>> START Listing
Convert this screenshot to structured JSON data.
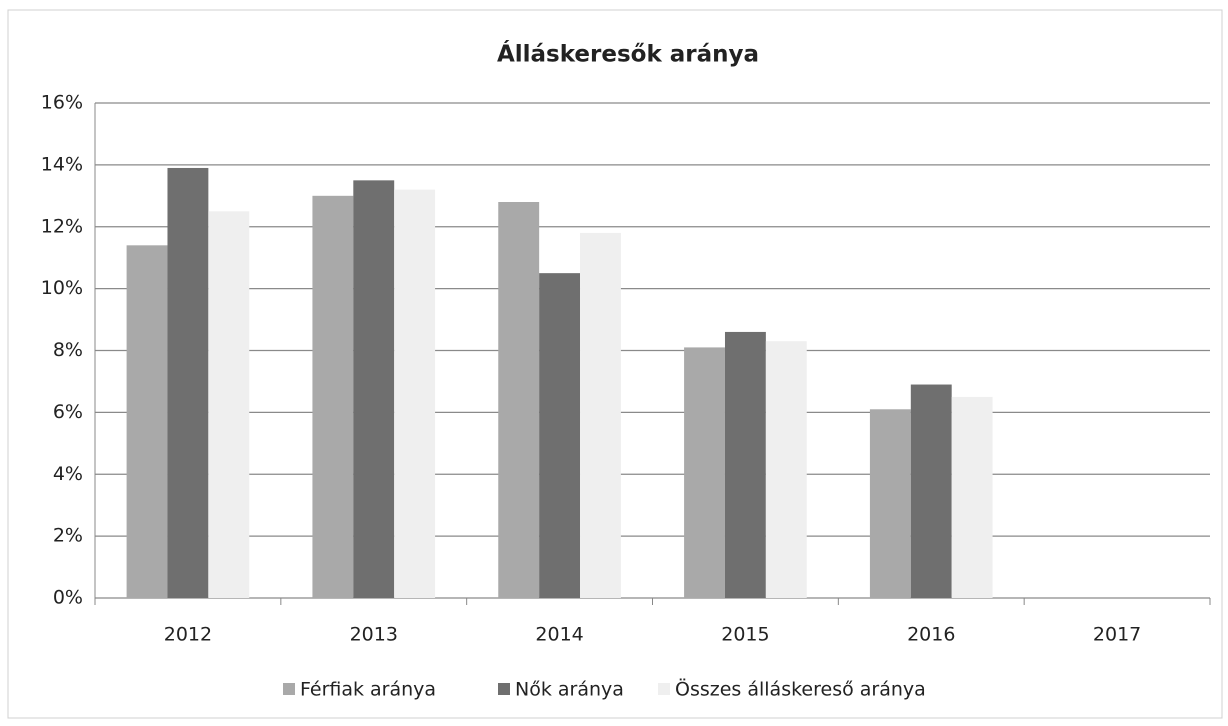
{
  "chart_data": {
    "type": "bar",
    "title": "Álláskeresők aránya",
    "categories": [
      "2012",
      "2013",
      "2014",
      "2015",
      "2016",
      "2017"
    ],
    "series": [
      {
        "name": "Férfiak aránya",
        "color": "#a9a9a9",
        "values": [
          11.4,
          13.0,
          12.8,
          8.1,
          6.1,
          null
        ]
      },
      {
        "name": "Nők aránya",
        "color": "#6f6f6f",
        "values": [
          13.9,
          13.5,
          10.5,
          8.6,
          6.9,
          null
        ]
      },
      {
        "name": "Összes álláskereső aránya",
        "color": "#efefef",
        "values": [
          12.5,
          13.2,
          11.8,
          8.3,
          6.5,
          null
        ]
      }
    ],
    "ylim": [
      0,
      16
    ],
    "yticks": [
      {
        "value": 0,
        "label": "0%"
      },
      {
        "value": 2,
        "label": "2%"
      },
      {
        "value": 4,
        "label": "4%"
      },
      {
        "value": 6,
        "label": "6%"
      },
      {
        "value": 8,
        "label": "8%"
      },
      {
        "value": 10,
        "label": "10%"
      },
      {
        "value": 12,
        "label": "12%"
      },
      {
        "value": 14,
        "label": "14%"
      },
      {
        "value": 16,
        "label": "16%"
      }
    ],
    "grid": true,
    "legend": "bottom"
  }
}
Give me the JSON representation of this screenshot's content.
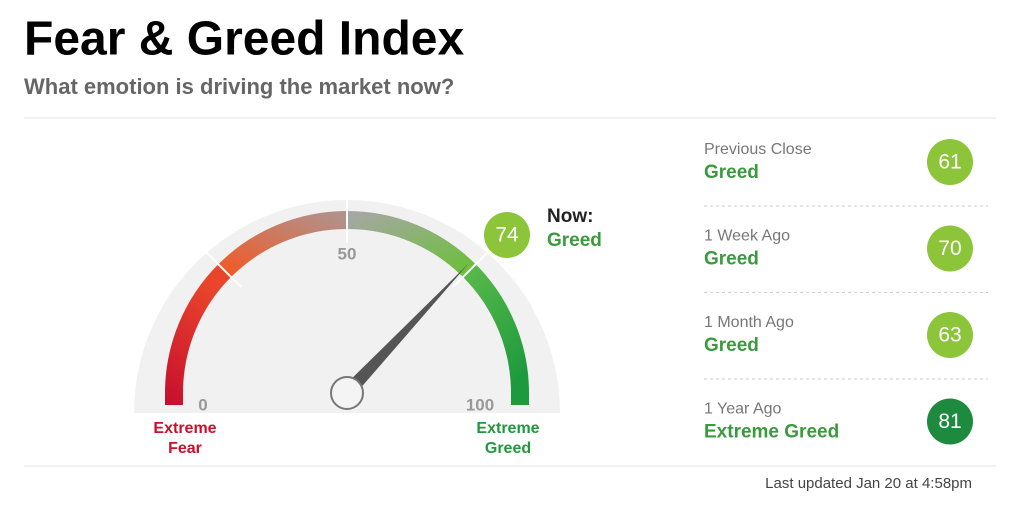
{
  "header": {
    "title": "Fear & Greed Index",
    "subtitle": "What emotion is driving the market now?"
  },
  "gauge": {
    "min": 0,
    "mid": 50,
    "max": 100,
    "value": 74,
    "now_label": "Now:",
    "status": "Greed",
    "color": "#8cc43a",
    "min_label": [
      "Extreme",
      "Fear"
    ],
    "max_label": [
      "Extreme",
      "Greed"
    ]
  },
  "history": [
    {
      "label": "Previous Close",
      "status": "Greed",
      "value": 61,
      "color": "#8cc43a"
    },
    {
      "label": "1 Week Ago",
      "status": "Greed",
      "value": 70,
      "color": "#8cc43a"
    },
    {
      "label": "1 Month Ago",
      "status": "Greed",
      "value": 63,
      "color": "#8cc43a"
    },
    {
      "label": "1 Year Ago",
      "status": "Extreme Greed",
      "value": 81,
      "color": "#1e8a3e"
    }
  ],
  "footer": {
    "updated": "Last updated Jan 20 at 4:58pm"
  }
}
>> END Listing
### To do
Output an exact copy of the material, with the pictures removed.

### Problem solution
Convert this screenshot to structured JSON data.
{
  "chart_data": {
    "type": "bar",
    "title": "Álláskeresők aránya",
    "categories": [
      "2012",
      "2013",
      "2014",
      "2015",
      "2016",
      "2017"
    ],
    "series": [
      {
        "name": "Férfiak aránya",
        "color": "#a9a9a9",
        "values": [
          11.4,
          13.0,
          12.8,
          8.1,
          6.1,
          null
        ]
      },
      {
        "name": "Nők aránya",
        "color": "#6f6f6f",
        "values": [
          13.9,
          13.5,
          10.5,
          8.6,
          6.9,
          null
        ]
      },
      {
        "name": "Összes álláskereső aránya",
        "color": "#efefef",
        "values": [
          12.5,
          13.2,
          11.8,
          8.3,
          6.5,
          null
        ]
      }
    ],
    "ylim": [
      0,
      16
    ],
    "yticks": [
      {
        "value": 0,
        "label": "0%"
      },
      {
        "value": 2,
        "label": "2%"
      },
      {
        "value": 4,
        "label": "4%"
      },
      {
        "value": 6,
        "label": "6%"
      },
      {
        "value": 8,
        "label": "8%"
      },
      {
        "value": 10,
        "label": "10%"
      },
      {
        "value": 12,
        "label": "12%"
      },
      {
        "value": 14,
        "label": "14%"
      },
      {
        "value": 16,
        "label": "16%"
      }
    ],
    "grid": true,
    "legend": "bottom"
  }
}
Give me the JSON representation of this screenshot's content.
{
  "header": {
    "title": "Fear & Greed Index",
    "subtitle": "What emotion is driving the market now?"
  },
  "gauge": {
    "min": 0,
    "mid": 50,
    "max": 100,
    "value": 74,
    "now_label": "Now:",
    "status": "Greed",
    "color": "#8cc43a",
    "min_label": [
      "Extreme",
      "Fear"
    ],
    "max_label": [
      "Extreme",
      "Greed"
    ]
  },
  "history": [
    {
      "label": "Previous Close",
      "status": "Greed",
      "value": 61,
      "color": "#8cc43a"
    },
    {
      "label": "1 Week Ago",
      "status": "Greed",
      "value": 70,
      "color": "#8cc43a"
    },
    {
      "label": "1 Month Ago",
      "status": "Greed",
      "value": 63,
      "color": "#8cc43a"
    },
    {
      "label": "1 Year Ago",
      "status": "Extreme Greed",
      "value": 81,
      "color": "#1e8a3e"
    }
  ],
  "footer": {
    "updated": "Last updated Jan 20 at 4:58pm"
  }
}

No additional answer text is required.